Objective
For the entries that follow, tally the lines holding the string "accel". Give the total and nothing else.

Data for this exercise

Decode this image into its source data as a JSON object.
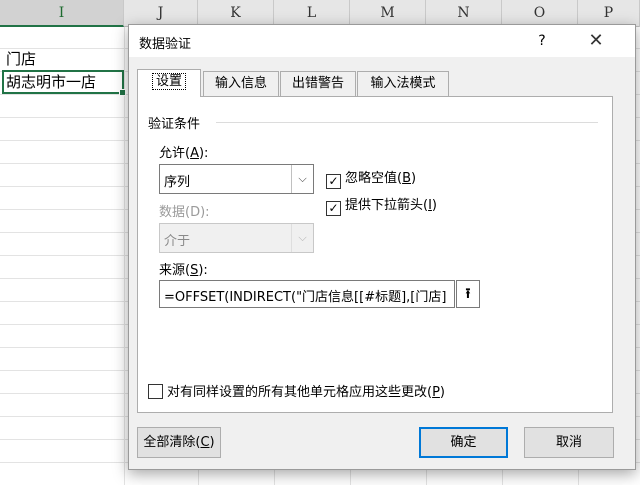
{
  "spreadsheet": {
    "columns": [
      {
        "name": "I",
        "selected": true
      },
      {
        "name": "J",
        "selected": false
      },
      {
        "name": "K",
        "selected": false
      },
      {
        "name": "L",
        "selected": false
      },
      {
        "name": "M",
        "selected": false
      },
      {
        "name": "N",
        "selected": false
      },
      {
        "name": "O",
        "selected": false
      },
      {
        "name": "P",
        "selected": false
      }
    ],
    "cells": {
      "header": "门店",
      "active": "胡志明市一店"
    }
  },
  "dialog": {
    "title": "数据验证",
    "help": "?",
    "close_icon": "close-icon",
    "tabs": [
      "设置",
      "输入信息",
      "出错警告",
      "输入法模式"
    ],
    "active_tab": "设置",
    "section_title": "验证条件",
    "allow": {
      "label": "允许(",
      "accel": "A",
      "label_end": "):",
      "value": "序列"
    },
    "data": {
      "label": "数据(D):",
      "value": "介于"
    },
    "ignore_blank": {
      "label": "忽略空值(",
      "accel": "B",
      "label_end": ")",
      "checked": true
    },
    "dropdown": {
      "label": "提供下拉箭头(",
      "accel": "I",
      "label_end": ")",
      "checked": true
    },
    "source": {
      "label": "来源(",
      "accel": "S",
      "label_end": "):",
      "value": "=OFFSET(INDIRECT(\"门店信息[[#标题],[门店]",
      "button_icon": "collapse-range-icon"
    },
    "apply_all": {
      "label": "对有同样设置的所有其他单元格应用这些更改(",
      "accel": "P",
      "label_end": ")",
      "checked": false
    },
    "buttons": {
      "clear": {
        "label": "全部清除(",
        "accel": "C",
        "label_end": ")"
      },
      "ok": "确定",
      "cancel": "取消"
    }
  },
  "colors": {
    "accent": "#217346",
    "focus_border": "#0078d7"
  }
}
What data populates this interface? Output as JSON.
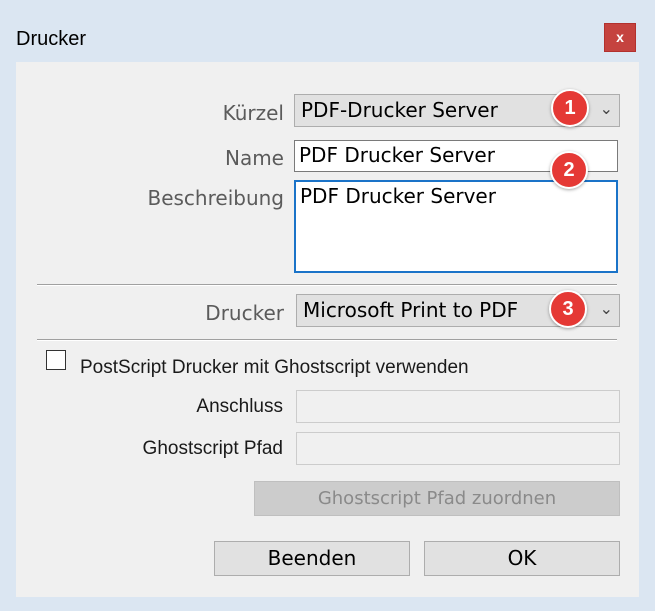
{
  "window": {
    "title": "Drucker",
    "close_label": "x"
  },
  "fields": {
    "kuerzel": {
      "label": "Kürzel",
      "value": "PDF-Drucker Server"
    },
    "name": {
      "label": "Name",
      "value": "PDF Drucker Server"
    },
    "beschreibung": {
      "label": "Beschreibung",
      "value": "PDF Drucker Server"
    },
    "drucker": {
      "label": "Drucker",
      "value": "Microsoft Print to PDF"
    }
  },
  "ghostscript": {
    "checkbox_label": "PostScript Drucker mit Ghostscript verwenden",
    "checked": false,
    "anschluss_label": "Anschluss",
    "anschluss_value": "",
    "pfad_label": "Ghostscript Pfad",
    "pfad_value": "",
    "assign_button": "Ghostscript Pfad zuordnen"
  },
  "buttons": {
    "close": "Beenden",
    "ok": "OK"
  },
  "badges": [
    "1",
    "2",
    "3"
  ],
  "icons": {
    "dropdown": "chevron-down-icon"
  },
  "colors": {
    "badge": "#e53935",
    "focus_border": "#1a73c8",
    "close_button": "#c5433f"
  }
}
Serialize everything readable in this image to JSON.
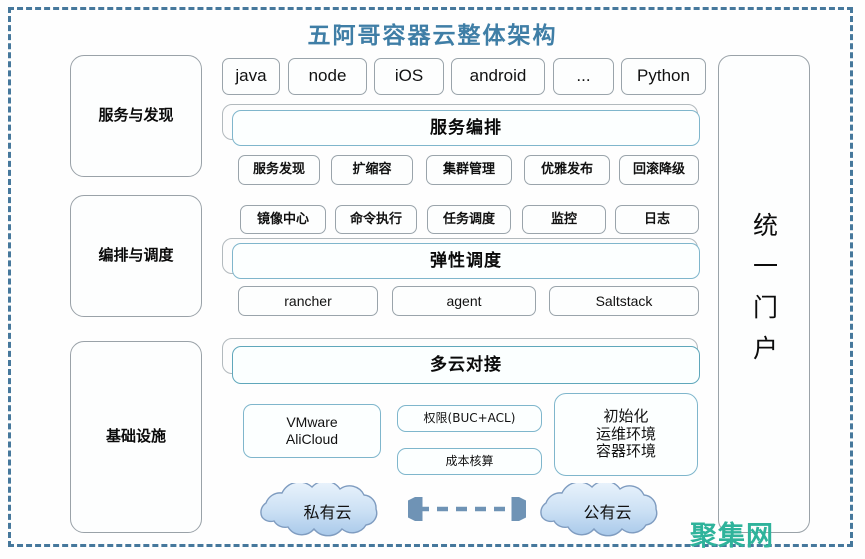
{
  "page": {
    "title": "五阿哥容器云整体架构",
    "watermark": "聚集网",
    "frame_color": "#46789c",
    "title_color": "#3f7ea6",
    "watermark_color": "#2fb39b"
  },
  "categories": [
    {
      "label": "服务与发现"
    },
    {
      "label": "编排与调度"
    },
    {
      "label": "基础设施"
    }
  ],
  "portal": {
    "label": "统一门户"
  },
  "layers": [
    {
      "name": "service-discovery",
      "top_chips": [
        {
          "label": "java"
        },
        {
          "label": "node"
        },
        {
          "label": "iOS"
        },
        {
          "label": "android"
        },
        {
          "label": "..."
        },
        {
          "label": "Python"
        }
      ],
      "bar": {
        "label": "服务编排"
      },
      "bottom_chips": [
        {
          "label": "服务发现"
        },
        {
          "label": "扩缩容"
        },
        {
          "label": "集群管理"
        },
        {
          "label": "优雅发布"
        },
        {
          "label": "回滚降级"
        }
      ]
    },
    {
      "name": "orchestration-scheduling",
      "top_chips": [
        {
          "label": "镜像中心"
        },
        {
          "label": "命令执行"
        },
        {
          "label": "任务调度"
        },
        {
          "label": "监控"
        },
        {
          "label": "日志"
        }
      ],
      "bar": {
        "label": "弹性调度"
      },
      "bottom_chips": [
        {
          "label": "rancher"
        },
        {
          "label": "agent"
        },
        {
          "label": "Saltstack"
        }
      ]
    },
    {
      "name": "infrastructure",
      "bar": {
        "label": "多云对接"
      },
      "bottom_chips": [
        {
          "label": "VMware\nAliCloud"
        },
        {
          "label": "权限(BUC+ACL)"
        },
        {
          "label": "成本核算"
        },
        {
          "label": "初始化\n运维环境\n容器环境"
        }
      ]
    }
  ],
  "clouds": {
    "private": {
      "label": "私有云"
    },
    "public": {
      "label": "公有云"
    },
    "connector": {
      "style": "dashed-double-arrow",
      "color": "#6f93b5"
    }
  }
}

Result for this exercise
6